**PROBLEM TO SOLVE**
Write out the listing below again, precisely as it is given.

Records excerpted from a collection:

(begin)

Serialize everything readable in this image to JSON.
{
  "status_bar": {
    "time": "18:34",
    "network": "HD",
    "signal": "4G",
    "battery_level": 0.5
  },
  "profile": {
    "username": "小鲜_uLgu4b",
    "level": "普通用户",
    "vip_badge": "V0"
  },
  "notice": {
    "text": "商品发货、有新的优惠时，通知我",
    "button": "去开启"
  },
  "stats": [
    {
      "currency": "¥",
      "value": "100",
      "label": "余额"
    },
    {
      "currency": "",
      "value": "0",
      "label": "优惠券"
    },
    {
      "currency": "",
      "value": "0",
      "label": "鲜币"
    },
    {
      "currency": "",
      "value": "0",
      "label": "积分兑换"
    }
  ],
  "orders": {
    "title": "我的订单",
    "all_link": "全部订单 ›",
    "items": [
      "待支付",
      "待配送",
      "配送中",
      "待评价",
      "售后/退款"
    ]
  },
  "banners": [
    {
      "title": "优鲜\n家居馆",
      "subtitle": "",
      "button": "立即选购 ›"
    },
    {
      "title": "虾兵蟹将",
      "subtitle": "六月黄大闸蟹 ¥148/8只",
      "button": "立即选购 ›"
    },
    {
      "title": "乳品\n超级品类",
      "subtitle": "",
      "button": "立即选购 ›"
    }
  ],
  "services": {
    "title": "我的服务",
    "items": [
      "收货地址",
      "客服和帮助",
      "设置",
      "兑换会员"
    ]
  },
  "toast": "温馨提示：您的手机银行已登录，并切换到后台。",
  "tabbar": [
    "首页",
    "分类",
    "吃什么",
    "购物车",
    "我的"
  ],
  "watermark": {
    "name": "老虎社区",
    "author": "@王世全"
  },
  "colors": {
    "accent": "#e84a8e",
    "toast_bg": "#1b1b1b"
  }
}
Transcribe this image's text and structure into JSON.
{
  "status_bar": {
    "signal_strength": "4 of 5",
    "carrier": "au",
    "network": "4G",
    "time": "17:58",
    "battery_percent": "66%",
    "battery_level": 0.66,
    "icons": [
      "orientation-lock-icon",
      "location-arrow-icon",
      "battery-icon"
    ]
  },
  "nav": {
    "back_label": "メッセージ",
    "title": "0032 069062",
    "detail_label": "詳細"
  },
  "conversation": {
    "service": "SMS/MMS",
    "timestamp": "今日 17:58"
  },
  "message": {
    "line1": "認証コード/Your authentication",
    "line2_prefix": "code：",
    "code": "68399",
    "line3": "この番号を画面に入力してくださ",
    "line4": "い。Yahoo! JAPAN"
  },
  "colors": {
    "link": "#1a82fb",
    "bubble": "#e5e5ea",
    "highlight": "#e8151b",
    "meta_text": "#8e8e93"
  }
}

(end)

**OUTPUT**
Serialize everything readable in this image to JSON.
{
  "status_bar": {
    "time": "18:34",
    "network": "HD",
    "signal": "4G",
    "battery_level": 0.5
  },
  "profile": {
    "username": "小鲜_uLgu4b",
    "level": "普通用户",
    "vip_badge": "V0"
  },
  "notice": {
    "text": "商品发货、有新的优惠时，通知我",
    "button": "去开启"
  },
  "stats": [
    {
      "currency": "¥",
      "value": "100",
      "label": "余额"
    },
    {
      "currency": "",
      "value": "0",
      "label": "优惠券"
    },
    {
      "currency": "",
      "value": "0",
      "label": "鲜币"
    },
    {
      "currency": "",
      "value": "0",
      "label": "积分兑换"
    }
  ],
  "orders": {
    "title": "我的订单",
    "all_link": "全部订单 ›",
    "items": [
      "待支付",
      "待配送",
      "配送中",
      "待评价",
      "售后/退款"
    ]
  },
  "banners": [
    {
      "title": "优鲜\n家居馆",
      "subtitle": "",
      "button": "立即选购 ›"
    },
    {
      "title": "虾兵蟹将",
      "subtitle": "六月黄大闸蟹 ¥148/8只",
      "button": "立即选购 ›"
    },
    {
      "title": "乳品\n超级品类",
      "subtitle": "",
      "button": "立即选购 ›"
    }
  ],
  "services": {
    "title": "我的服务",
    "items": [
      "收货地址",
      "客服和帮助",
      "设置",
      "兑换会员"
    ]
  },
  "toast": "温馨提示：您的手机银行已登录，并切换到后台。",
  "tabbar": [
    "首页",
    "分类",
    "吃什么",
    "购物车",
    "我的"
  ],
  "watermark": {
    "name": "老虎社区",
    "author": "@王世全"
  },
  "colors": {
    "accent": "#e84a8e",
    "toast_bg": "#1b1b1b"
  }
}
Transcribe this image's text and structure into JSON.
{
  "status_bar": {
    "signal_strength": "4 of 5",
    "carrier": "au",
    "network": "4G",
    "time": "17:58",
    "battery_percent": "66%",
    "battery_level": 0.66,
    "icons": [
      "orientation-lock-icon",
      "location-arrow-icon",
      "battery-icon"
    ]
  },
  "nav": {
    "back_label": "メッセージ",
    "title": "0032 069062",
    "detail_label": "詳細"
  },
  "conversation": {
    "service": "SMS/MMS",
    "timestamp": "今日 17:58"
  },
  "message": {
    "line1": "認証コード/Your authentication",
    "line2_prefix": "code：",
    "code": "68399",
    "line3": "この番号を画面に入力してくださ",
    "line4": "い。Yahoo! JAPAN"
  },
  "colors": {
    "link": "#1a82fb",
    "bubble": "#e5e5ea",
    "highlight": "#e8151b",
    "meta_text": "#8e8e93"
  }
}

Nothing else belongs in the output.